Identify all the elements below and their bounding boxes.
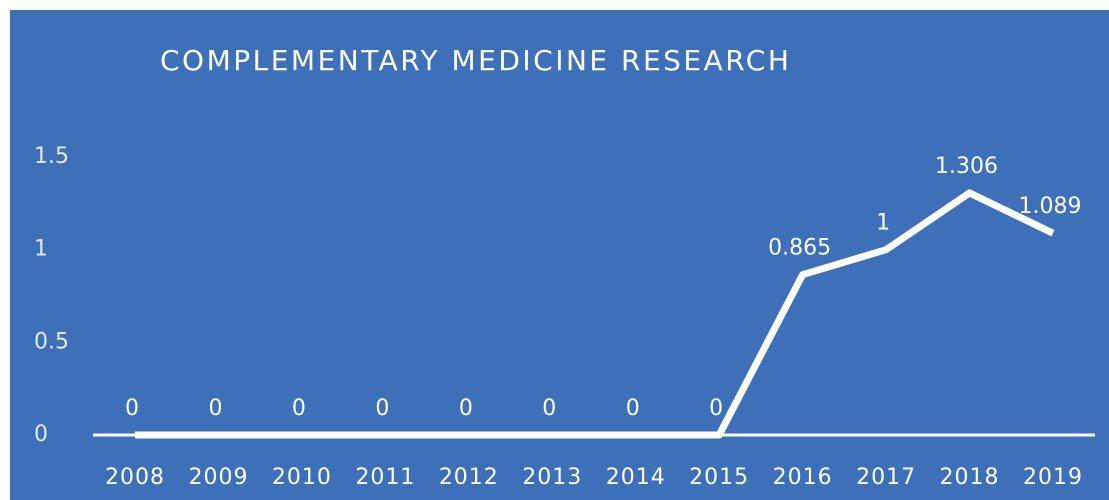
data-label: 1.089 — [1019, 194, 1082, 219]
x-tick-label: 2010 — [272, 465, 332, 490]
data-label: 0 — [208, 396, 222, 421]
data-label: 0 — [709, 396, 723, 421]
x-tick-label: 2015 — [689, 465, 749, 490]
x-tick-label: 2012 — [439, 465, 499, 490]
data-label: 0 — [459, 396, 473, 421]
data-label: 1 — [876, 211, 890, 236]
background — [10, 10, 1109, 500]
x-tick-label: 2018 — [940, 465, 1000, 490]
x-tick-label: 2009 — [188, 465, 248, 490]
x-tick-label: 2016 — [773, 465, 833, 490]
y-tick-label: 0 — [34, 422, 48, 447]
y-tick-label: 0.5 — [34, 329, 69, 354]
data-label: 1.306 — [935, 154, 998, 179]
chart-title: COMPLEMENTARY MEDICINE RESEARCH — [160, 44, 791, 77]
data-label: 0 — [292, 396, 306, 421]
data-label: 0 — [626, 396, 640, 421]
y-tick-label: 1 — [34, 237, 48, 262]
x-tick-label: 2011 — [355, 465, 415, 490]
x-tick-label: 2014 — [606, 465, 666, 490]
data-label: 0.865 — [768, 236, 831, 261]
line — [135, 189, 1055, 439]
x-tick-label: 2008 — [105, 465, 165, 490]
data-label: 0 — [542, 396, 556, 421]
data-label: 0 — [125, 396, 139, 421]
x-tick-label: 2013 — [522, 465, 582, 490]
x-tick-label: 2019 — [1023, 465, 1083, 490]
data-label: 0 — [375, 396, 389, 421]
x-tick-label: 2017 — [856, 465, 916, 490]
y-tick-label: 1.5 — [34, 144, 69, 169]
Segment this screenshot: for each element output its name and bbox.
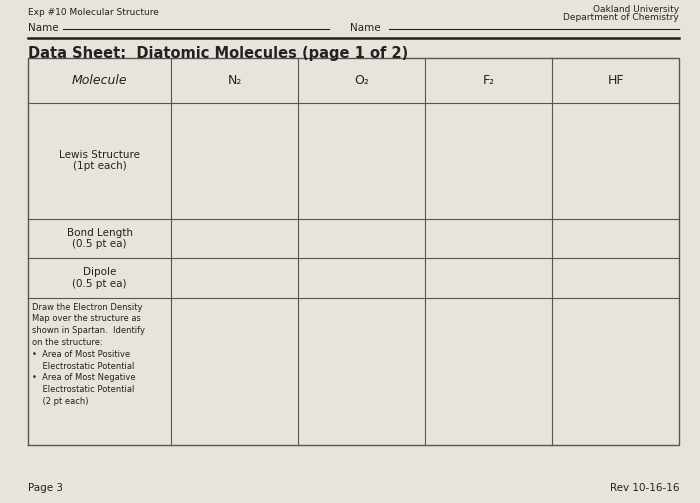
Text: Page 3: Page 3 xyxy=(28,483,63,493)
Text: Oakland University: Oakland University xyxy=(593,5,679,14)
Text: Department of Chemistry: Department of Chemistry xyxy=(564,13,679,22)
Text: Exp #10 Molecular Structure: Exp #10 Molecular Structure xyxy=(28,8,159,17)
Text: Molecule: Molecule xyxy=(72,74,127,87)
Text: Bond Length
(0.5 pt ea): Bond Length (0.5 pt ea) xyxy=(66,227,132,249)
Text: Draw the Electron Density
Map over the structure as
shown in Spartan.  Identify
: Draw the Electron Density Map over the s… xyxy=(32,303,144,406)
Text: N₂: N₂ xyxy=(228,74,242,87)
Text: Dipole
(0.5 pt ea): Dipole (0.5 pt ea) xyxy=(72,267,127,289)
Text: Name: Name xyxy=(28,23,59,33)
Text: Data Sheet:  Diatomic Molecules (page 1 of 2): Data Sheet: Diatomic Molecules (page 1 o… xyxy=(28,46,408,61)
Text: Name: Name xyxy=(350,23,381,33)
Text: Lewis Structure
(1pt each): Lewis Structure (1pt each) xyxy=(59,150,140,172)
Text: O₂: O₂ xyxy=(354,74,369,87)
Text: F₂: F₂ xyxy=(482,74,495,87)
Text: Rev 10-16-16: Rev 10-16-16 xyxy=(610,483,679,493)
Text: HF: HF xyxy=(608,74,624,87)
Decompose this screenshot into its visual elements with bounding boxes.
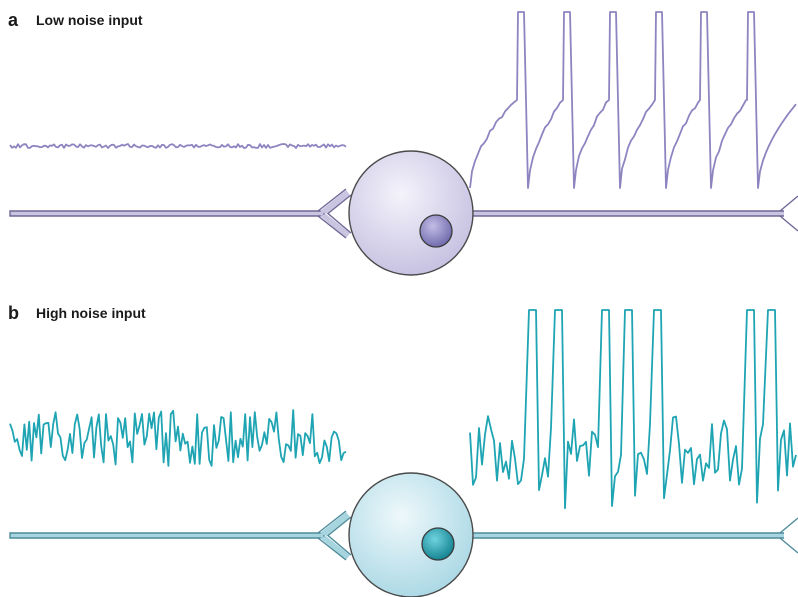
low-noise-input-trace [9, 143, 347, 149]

> _GOAL_:
Copy out the part of the material that opens with the line containing "Text: Page 3: Page 3 xyxy=(28,483,63,493)" and closes with the line containing "Text: Name: Name xyxy=(28,23,59,33)", keeping both of those lines and reproducing every line character for character.

> _FULL OUTPUT_:
Text: Page 3: Page 3 xyxy=(28,483,63,493)
Text: Oakland University: Oakland University xyxy=(593,5,679,14)
Text: Department of Chemistry: Department of Chemistry xyxy=(564,13,679,22)
Text: Exp #10 Molecular Structure: Exp #10 Molecular Structure xyxy=(28,8,159,17)
Text: Molecule: Molecule xyxy=(72,74,127,87)
Text: Bond Length
(0.5 pt ea): Bond Length (0.5 pt ea) xyxy=(66,227,132,249)
Text: Draw the Electron Density
Map over the structure as
shown in Spartan.  Identify
: Draw the Electron Density Map over the s… xyxy=(32,303,144,406)
Text: N₂: N₂ xyxy=(228,74,242,87)
Text: Dipole
(0.5 pt ea): Dipole (0.5 pt ea) xyxy=(72,267,127,289)
Text: Name: Name xyxy=(28,23,59,33)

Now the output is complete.